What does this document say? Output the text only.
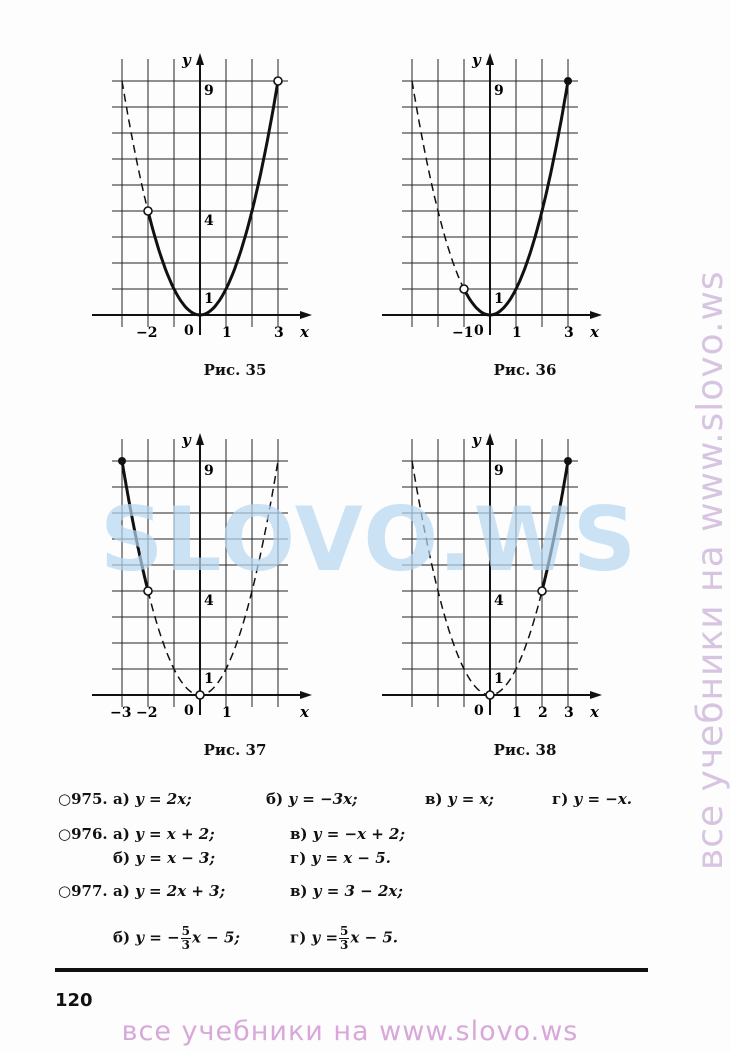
x
y
0
1
4
9
−2	1	3
Рис. 35
x
y
0
1
9
−1	1	3
Рис. 36
x
y
0
1
4
9
−3 −2	1
Рис. 37
x
y
0
1
4
9
1 2 3
Рис. 38
SLOVO.WS
○975. а) y = 2x;	б) y = −3x;	в) y = x;	г) y = −x.
○976. а) y = x + 2;	в) y = −x + 2;
б) y = x − 3;	г) y = x − 5.
○977. а) y = 2x + 3;	в) y = 3 − 2x;
б) y = − $\frac{5}{3}$ x − 5;	г) $y = \frac{5}{3}$ x − 5.
120
все учебники на www.slovo.ws
все учебники на www.slovo.ws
****************
Set the data above down again exactly as given, with no pictures.

What does this document say? Output the text only.
x
y
0
1
4
9
−2	1	3
Рис. 35
x
y
0
1
9
−1	1	3
Рис. 36
x
y
0
1
4
9
−3 −2	1
Рис. 37
x
y
0
1
4
9
1 2 3
Рис. 38
SLOVO.WS
○975. а) y = 2x;	б) y = −3x;	в) y = x;	г) y = −x.
○976. а) y = x + 2;	в) y = −x + 2;
б) y = x − 3;	г) y = x − 5.
○977. а) y = 2x + 3;	в) y = 3 − 2x;
б) y = − $\frac{5}{3}$ x − 5;	г) $y = \frac{5}{3}$ x − 5.
120
все учебники на www.slovo.ws
все учебники на www.slovo.ws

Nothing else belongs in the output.